Exercise:
Report each line of the data that includes the word "İzleme".

Input:
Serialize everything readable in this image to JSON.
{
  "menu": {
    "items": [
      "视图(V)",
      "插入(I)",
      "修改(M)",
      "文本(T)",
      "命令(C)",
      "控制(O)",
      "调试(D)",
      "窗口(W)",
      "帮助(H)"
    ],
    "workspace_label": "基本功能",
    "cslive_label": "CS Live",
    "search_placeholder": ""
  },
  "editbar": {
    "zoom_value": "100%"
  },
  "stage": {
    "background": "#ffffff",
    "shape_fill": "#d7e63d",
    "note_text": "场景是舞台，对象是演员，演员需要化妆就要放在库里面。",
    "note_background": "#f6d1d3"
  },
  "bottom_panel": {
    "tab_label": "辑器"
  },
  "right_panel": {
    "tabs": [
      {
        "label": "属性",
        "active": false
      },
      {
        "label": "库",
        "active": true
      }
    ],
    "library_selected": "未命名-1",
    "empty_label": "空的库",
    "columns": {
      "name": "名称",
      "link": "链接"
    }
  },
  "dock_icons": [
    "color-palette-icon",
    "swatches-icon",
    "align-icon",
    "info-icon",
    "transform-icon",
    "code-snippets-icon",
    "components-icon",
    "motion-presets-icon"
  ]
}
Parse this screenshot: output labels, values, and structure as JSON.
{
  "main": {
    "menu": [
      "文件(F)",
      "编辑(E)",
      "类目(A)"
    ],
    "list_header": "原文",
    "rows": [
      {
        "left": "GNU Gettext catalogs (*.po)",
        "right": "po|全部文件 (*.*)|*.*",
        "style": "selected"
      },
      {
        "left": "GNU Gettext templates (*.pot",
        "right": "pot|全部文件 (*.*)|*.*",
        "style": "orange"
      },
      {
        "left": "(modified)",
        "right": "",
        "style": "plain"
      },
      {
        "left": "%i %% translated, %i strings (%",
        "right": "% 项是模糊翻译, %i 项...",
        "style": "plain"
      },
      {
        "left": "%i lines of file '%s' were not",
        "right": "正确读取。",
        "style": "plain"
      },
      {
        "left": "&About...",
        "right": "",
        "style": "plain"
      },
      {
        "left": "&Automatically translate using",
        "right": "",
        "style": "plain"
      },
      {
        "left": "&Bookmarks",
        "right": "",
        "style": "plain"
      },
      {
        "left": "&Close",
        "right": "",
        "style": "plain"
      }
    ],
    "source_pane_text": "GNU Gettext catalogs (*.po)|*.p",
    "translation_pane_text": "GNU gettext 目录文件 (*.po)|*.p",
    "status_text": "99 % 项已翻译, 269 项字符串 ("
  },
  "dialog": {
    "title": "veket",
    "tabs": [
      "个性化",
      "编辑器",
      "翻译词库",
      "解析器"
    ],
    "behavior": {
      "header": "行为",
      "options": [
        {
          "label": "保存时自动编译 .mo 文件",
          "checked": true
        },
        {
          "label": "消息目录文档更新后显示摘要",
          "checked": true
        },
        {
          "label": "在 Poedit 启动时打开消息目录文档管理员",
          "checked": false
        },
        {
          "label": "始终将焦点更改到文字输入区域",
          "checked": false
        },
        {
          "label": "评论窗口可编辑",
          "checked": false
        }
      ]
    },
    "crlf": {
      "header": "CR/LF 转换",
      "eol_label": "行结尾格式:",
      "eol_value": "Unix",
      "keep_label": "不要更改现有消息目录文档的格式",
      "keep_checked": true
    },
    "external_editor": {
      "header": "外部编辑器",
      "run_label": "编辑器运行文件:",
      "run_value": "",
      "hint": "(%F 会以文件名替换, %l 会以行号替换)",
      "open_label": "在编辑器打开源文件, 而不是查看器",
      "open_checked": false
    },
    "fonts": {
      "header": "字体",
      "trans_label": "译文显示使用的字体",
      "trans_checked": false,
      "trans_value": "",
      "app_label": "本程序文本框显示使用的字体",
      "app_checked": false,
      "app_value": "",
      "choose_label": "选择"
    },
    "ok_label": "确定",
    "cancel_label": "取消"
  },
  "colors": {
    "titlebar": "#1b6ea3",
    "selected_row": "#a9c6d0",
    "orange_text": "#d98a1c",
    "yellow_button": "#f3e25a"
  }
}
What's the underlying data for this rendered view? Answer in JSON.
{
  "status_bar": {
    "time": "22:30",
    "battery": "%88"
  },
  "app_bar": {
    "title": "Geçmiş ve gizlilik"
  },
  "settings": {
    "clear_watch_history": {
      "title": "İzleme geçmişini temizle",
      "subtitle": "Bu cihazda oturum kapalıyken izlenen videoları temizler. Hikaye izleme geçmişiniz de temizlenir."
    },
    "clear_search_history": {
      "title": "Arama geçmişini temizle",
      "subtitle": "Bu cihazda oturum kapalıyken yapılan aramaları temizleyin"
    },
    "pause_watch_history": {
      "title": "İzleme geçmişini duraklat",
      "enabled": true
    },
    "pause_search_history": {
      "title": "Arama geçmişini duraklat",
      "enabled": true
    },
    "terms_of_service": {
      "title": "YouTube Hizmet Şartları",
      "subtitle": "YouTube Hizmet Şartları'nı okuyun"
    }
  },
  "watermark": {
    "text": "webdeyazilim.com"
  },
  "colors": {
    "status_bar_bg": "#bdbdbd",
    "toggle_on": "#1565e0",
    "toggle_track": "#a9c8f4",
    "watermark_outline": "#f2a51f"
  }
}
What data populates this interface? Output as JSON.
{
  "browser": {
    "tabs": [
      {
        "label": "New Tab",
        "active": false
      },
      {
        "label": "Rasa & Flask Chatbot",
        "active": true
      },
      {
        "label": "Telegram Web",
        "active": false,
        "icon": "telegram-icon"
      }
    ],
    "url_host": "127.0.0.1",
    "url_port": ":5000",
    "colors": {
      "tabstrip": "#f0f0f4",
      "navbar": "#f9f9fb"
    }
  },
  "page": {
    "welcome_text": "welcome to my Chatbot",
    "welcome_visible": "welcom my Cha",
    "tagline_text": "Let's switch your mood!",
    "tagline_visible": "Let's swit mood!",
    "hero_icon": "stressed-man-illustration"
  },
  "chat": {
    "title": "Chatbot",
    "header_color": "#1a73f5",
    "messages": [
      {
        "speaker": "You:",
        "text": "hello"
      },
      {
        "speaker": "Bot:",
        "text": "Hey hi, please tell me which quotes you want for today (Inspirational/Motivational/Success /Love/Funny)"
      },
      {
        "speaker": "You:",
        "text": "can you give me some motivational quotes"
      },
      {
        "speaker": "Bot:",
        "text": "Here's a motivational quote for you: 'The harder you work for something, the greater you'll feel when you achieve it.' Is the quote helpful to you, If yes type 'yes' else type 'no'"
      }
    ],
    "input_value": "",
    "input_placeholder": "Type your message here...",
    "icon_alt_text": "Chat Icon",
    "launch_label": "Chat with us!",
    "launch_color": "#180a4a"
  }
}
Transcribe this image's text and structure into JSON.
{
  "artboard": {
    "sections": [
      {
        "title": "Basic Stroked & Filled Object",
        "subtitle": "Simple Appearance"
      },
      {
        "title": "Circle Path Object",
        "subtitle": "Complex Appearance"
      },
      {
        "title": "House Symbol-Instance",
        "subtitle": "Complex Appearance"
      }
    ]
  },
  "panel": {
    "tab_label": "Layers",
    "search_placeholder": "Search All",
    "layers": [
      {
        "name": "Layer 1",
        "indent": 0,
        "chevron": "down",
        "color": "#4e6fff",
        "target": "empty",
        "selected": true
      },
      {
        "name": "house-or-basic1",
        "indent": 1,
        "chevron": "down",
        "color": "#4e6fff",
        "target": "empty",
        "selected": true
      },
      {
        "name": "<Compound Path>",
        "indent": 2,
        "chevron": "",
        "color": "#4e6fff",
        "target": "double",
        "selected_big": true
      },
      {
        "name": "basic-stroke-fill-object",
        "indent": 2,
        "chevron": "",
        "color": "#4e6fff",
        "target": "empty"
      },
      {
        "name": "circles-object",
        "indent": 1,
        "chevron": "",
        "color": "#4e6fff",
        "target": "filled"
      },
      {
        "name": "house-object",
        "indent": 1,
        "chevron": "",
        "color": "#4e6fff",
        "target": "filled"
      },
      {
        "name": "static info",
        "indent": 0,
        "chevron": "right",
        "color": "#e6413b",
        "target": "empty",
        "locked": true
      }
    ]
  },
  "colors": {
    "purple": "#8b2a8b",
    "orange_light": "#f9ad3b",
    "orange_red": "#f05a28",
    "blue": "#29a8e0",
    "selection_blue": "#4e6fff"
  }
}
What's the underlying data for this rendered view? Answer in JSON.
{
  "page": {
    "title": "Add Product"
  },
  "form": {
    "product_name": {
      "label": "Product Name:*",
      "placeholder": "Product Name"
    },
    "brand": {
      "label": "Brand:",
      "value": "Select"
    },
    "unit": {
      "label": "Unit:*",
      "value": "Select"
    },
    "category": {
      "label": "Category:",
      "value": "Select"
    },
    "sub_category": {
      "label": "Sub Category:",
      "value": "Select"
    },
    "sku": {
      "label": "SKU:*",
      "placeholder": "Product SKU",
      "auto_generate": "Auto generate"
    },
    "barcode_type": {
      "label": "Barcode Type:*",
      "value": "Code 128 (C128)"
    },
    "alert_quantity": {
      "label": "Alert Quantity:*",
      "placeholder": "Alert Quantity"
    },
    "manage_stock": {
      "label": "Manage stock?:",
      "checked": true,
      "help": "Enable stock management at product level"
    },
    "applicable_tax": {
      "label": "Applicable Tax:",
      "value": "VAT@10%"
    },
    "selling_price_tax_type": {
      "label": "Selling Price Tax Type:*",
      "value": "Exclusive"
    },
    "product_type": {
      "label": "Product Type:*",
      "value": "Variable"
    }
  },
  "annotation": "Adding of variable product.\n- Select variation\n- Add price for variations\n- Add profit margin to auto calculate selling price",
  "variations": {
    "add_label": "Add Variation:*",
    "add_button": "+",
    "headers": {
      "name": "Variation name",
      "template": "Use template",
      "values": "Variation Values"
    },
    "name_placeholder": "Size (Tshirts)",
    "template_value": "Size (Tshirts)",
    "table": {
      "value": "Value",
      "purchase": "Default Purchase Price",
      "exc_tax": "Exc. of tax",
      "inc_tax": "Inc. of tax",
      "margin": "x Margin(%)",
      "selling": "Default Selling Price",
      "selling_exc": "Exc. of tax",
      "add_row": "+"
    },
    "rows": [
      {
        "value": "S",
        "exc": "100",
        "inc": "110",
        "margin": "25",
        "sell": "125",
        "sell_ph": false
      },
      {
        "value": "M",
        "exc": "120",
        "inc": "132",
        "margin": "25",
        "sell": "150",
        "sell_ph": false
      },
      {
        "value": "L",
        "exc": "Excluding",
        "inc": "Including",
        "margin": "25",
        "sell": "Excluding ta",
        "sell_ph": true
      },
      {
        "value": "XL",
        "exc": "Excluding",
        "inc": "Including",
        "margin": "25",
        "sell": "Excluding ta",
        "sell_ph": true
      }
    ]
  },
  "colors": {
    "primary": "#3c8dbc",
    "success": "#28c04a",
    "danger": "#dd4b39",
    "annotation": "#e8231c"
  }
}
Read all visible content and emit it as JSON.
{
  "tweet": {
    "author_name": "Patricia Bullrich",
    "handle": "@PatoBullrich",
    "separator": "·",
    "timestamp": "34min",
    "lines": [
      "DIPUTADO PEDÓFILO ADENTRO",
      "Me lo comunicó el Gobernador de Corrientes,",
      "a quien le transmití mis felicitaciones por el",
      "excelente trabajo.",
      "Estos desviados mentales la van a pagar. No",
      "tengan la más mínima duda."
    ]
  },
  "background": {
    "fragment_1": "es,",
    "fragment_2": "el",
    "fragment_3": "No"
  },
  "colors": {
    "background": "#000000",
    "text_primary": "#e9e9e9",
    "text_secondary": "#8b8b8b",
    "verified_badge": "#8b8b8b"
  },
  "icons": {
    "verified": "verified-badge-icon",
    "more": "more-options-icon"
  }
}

Final answer:
      "title": "İzleme geçmişini temizle",
      "title": "İzleme geçmişini duraklat",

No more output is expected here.